(Task prompt)
Exactly reproduce each entry, leaving out nothing.

++++ Available data

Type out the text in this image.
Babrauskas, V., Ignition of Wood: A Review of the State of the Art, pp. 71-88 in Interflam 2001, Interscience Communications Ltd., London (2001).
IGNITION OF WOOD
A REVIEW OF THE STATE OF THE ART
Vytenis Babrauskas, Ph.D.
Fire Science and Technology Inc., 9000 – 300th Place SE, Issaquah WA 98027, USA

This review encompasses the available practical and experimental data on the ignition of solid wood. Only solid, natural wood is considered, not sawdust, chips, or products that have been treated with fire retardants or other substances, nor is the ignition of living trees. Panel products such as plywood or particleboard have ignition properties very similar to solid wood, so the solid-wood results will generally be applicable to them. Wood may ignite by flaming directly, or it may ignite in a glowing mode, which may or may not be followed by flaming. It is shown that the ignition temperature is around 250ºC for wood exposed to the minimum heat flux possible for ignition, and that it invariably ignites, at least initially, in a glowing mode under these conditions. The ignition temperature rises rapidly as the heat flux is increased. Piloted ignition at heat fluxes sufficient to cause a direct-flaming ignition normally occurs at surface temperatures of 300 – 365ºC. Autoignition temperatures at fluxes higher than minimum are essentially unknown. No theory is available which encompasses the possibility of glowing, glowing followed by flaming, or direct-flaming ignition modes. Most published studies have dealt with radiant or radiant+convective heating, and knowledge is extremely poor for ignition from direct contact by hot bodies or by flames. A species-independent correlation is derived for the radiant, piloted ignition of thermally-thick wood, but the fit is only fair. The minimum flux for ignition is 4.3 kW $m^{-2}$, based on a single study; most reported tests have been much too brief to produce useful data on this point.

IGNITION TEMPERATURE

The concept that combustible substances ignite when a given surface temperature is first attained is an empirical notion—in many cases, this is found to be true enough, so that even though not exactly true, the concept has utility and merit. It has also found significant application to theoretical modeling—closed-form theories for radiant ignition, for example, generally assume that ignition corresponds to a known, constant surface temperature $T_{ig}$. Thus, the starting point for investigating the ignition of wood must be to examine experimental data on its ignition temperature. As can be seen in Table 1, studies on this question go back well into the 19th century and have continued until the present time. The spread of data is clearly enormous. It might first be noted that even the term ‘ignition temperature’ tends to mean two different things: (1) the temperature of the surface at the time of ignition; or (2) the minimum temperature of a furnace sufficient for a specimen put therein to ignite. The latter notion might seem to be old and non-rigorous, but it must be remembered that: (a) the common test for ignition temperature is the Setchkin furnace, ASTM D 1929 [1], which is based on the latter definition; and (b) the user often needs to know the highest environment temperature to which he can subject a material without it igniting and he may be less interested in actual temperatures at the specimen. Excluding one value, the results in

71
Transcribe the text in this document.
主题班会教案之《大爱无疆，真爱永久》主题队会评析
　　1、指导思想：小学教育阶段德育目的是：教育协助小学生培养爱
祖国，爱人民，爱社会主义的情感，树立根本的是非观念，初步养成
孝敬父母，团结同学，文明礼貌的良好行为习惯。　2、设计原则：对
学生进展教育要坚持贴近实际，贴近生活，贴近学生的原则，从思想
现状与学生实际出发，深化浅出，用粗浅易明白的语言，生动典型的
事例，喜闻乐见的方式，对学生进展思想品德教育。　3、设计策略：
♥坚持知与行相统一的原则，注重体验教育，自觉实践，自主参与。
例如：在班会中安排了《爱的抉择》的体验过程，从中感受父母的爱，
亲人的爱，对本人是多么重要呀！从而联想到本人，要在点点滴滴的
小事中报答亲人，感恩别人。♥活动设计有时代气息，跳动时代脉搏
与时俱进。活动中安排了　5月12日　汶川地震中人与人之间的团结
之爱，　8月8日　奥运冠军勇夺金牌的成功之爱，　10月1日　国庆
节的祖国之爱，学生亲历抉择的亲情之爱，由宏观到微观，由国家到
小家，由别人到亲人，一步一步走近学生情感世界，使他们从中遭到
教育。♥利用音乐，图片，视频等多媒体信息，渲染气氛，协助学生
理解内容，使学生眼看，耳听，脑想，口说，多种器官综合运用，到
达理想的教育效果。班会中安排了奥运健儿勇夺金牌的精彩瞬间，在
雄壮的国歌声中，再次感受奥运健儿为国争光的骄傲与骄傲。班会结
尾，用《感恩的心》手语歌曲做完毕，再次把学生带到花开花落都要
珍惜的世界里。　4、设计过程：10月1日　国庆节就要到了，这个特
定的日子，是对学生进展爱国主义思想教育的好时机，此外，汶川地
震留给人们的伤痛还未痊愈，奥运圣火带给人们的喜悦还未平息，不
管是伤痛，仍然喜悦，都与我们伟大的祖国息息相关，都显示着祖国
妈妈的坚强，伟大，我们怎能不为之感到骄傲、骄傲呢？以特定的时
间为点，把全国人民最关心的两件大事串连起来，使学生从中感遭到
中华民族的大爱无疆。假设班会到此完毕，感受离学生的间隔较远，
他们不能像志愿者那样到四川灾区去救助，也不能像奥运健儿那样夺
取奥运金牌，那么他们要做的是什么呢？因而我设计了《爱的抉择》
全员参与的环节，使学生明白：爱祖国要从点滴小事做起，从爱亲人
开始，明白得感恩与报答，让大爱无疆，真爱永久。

++++++++

(Response to this task)
Type out the text in this image.
Babrauskas, V., Ignition of Wood: A Review of the State of the Art, pp. 71-88 in Interflam 2001, Interscience Communications Ltd., London (2001).
IGNITION OF WOOD
A REVIEW OF THE STATE OF THE ART
Vytenis Babrauskas, Ph.D.
Fire Science and Technology Inc., 9000 – 300th Place SE, Issaquah WA 98027, USA

This review encompasses the available practical and experimental data on the ignition of solid wood. Only solid, natural wood is considered, not sawdust, chips, or products that have been treated with fire retardants or other substances, nor is the ignition of living trees. Panel products such as plywood or particleboard have ignition properties very similar to solid wood, so the solid-wood results will generally be applicable to them. Wood may ignite by flaming directly, or it may ignite in a glowing mode, which may or may not be followed by flaming. It is shown that the ignition temperature is around 250ºC for wood exposed to the minimum heat flux possible for ignition, and that it invariably ignites, at least initially, in a glowing mode under these conditions. The ignition temperature rises rapidly as the heat flux is increased. Piloted ignition at heat fluxes sufficient to cause a direct-flaming ignition normally occurs at surface temperatures of 300 – 365ºC. Autoignition temperatures at fluxes higher than minimum are essentially unknown. No theory is available which encompasses the possibility of glowing, glowing followed by flaming, or direct-flaming ignition modes. Most published studies have dealt with radiant or radiant+convective heating, and knowledge is extremely poor for ignition from direct contact by hot bodies or by flames. A species-independent correlation is derived for the radiant, piloted ignition of thermally-thick wood, but the fit is only fair. The minimum flux for ignition is 4.3 kW $m^{-2}$, based on a single study; most reported tests have been much too brief to produce useful data on this point.

IGNITION TEMPERATURE

The concept that combustible substances ignite when a given surface temperature is first attained is an empirical notion—in many cases, this is found to be true enough, so that even though not exactly true, the concept has utility and merit. It has also found significant application to theoretical modeling—closed-form theories for radiant ignition, for example, generally assume that ignition corresponds to a known, constant surface temperature $T_{ig}$. Thus, the starting point for investigating the ignition of wood must be to examine experimental data on its ignition temperature. As can be seen in Table 1, studies on this question go back well into the 19th century and have continued until the present time. The spread of data is clearly enormous. It might first be noted that even the term ‘ignition temperature’ tends to mean two different things: (1) the temperature of the surface at the time of ignition; or (2) the minimum temperature of a furnace sufficient for a specimen put therein to ignite. The latter notion might seem to be old and non-rigorous, but it must be remembered that: (a) the common test for ignition temperature is the Setchkin furnace, ASTM D 1929 [1], which is based on the latter definition; and (b) the user often needs to know the highest environment temperature to which he can subject a material without it igniting and he may be less interested in actual temperatures at the specimen. Excluding one value, the results in

71
Transcribe the text in this document.
主题班会教案之《大爱无疆，真爱永久》主题队会评析
　　1、指导思想：小学教育阶段德育目的是：教育协助小学生培养爱
祖国，爱人民，爱社会主义的情感，树立根本的是非观念，初步养成
孝敬父母，团结同学，文明礼貌的良好行为习惯。　2、设计原则：对
学生进展教育要坚持贴近实际，贴近生活，贴近学生的原则，从思想
现状与学生实际出发，深化浅出，用粗浅易明白的语言，生动典型的
事例，喜闻乐见的方式，对学生进展思想品德教育。　3、设计策略：
♥坚持知与行相统一的原则，注重体验教育，自觉实践，自主参与。
例如：在班会中安排了《爱的抉择》的体验过程，从中感受父母的爱，
亲人的爱，对本人是多么重要呀！从而联想到本人，要在点点滴滴的
小事中报答亲人，感恩别人。♥活动设计有时代气息，跳动时代脉搏
与时俱进。活动中安排了　5月12日　汶川地震中人与人之间的团结
之爱，　8月8日　奥运冠军勇夺金牌的成功之爱，　10月1日　国庆
节的祖国之爱，学生亲历抉择的亲情之爱，由宏观到微观，由国家到
小家，由别人到亲人，一步一步走近学生情感世界，使他们从中遭到
教育。♥利用音乐，图片，视频等多媒体信息，渲染气氛，协助学生
理解内容，使学生眼看，耳听，脑想，口说，多种器官综合运用，到
达理想的教育效果。班会中安排了奥运健儿勇夺金牌的精彩瞬间，在
雄壮的国歌声中，再次感受奥运健儿为国争光的骄傲与骄傲。班会结
尾，用《感恩的心》手语歌曲做完毕，再次把学生带到花开花落都要
珍惜的世界里。　4、设计过程：10月1日　国庆节就要到了，这个特
定的日子，是对学生进展爱国主义思想教育的好时机，此外，汶川地
震留给人们的伤痛还未痊愈，奥运圣火带给人们的喜悦还未平息，不
管是伤痛，仍然喜悦，都与我们伟大的祖国息息相关，都显示着祖国
妈妈的坚强，伟大，我们怎能不为之感到骄傲、骄傲呢？以特定的时
间为点，把全国人民最关心的两件大事串连起来，使学生从中感遭到
中华民族的大爱无疆。假设班会到此完毕，感受离学生的间隔较远，
他们不能像志愿者那样到四川灾区去救助，也不能像奥运健儿那样夺
取奥运金牌，那么他们要做的是什么呢？因而我设计了《爱的抉择》
全员参与的环节，使学生明白：爱祖国要从点滴小事做起，从爱亲人
开始，明白得感恩与报答，让大爱无疆，真爱永久。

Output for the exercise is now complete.